======== GIVEN INFORMATION

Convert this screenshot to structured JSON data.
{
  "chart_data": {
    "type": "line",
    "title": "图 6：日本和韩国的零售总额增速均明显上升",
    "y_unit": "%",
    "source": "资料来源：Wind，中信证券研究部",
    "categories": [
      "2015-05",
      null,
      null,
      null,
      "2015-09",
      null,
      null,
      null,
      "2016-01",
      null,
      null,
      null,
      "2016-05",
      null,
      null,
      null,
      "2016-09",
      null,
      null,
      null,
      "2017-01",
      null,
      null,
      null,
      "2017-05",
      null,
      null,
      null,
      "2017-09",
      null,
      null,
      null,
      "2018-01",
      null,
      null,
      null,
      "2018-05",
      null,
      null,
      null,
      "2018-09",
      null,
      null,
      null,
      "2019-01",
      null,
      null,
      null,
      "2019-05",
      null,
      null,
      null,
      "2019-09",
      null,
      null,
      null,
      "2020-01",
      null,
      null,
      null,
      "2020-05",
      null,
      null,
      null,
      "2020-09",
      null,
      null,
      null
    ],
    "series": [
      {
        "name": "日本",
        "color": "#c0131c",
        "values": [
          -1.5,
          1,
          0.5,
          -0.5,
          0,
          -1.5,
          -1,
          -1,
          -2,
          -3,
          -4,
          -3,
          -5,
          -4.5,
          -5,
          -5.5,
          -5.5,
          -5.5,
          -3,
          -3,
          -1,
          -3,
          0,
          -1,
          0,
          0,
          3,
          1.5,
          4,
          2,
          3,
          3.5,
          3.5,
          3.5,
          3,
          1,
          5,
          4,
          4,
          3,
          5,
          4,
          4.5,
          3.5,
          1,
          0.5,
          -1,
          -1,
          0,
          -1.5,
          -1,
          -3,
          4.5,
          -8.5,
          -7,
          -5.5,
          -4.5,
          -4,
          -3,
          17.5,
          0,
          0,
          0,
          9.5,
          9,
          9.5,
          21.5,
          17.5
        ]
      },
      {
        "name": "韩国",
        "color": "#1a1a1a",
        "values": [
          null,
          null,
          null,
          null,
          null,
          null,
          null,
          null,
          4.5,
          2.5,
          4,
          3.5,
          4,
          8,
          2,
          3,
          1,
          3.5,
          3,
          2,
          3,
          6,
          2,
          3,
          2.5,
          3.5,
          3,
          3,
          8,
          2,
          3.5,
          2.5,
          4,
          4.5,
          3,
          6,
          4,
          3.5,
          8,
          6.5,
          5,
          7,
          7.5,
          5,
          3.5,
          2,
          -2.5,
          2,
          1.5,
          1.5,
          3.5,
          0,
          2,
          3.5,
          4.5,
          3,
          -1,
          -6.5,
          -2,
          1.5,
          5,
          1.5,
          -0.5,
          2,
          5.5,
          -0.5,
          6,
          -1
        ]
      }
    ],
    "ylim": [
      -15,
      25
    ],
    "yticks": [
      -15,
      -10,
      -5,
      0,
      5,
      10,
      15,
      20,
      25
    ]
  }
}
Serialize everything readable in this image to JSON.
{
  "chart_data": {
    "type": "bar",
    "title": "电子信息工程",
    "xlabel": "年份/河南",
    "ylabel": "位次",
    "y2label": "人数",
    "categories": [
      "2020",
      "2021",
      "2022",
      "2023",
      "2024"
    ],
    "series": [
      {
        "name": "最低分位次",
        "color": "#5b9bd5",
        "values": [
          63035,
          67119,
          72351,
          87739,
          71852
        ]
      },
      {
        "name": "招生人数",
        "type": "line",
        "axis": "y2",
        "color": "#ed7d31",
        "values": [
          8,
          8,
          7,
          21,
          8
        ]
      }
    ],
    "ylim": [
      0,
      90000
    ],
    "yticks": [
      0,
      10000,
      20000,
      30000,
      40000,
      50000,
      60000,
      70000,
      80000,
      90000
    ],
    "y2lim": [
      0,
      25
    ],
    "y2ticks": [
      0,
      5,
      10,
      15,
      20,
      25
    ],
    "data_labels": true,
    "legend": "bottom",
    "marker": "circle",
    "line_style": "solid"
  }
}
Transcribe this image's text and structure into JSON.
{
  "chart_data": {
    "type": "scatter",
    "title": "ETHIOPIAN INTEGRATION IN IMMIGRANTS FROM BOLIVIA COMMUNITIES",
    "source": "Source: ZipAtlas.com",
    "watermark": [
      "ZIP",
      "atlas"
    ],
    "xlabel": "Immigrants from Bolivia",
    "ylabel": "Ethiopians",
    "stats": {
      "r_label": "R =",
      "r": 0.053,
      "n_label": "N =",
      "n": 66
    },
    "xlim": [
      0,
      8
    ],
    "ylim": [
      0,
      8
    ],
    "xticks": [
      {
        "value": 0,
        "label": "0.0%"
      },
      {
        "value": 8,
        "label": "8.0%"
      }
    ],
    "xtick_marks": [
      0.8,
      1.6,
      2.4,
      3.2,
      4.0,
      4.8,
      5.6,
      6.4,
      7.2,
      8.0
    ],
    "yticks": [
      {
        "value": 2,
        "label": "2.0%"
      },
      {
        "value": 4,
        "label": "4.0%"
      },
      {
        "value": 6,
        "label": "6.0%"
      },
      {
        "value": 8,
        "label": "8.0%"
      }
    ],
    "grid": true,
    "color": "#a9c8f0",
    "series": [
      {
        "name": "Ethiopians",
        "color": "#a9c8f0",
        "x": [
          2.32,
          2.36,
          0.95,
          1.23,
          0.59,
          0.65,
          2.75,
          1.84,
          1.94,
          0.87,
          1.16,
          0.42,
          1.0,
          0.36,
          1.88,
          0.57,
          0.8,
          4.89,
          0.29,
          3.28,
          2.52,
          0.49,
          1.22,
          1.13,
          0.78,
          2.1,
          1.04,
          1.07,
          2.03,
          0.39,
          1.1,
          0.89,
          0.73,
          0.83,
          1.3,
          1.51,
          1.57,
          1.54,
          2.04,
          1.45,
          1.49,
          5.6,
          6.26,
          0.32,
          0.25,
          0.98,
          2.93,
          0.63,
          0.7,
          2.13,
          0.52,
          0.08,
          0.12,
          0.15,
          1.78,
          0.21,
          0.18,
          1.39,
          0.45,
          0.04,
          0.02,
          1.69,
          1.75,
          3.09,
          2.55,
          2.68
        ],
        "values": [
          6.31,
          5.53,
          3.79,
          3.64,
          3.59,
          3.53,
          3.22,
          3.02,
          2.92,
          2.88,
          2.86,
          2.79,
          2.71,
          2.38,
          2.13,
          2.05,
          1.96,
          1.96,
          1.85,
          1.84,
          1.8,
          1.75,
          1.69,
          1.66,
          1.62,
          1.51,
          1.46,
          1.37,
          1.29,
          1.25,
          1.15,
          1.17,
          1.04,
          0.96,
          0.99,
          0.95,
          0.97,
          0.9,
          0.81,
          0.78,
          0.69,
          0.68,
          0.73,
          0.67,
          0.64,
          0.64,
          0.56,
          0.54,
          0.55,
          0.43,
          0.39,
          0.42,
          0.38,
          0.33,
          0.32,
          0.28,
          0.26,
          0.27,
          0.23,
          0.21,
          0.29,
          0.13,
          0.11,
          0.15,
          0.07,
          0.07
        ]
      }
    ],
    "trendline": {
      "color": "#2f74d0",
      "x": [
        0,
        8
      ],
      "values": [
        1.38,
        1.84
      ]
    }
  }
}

================

[BRIEF]
Copy out every line from the records that has the word "source".

[CORRECT OUTPUT]
    "source": "资料来源：Wind，中信证券研究部",
    "source": "Source: ZipAtlas.com",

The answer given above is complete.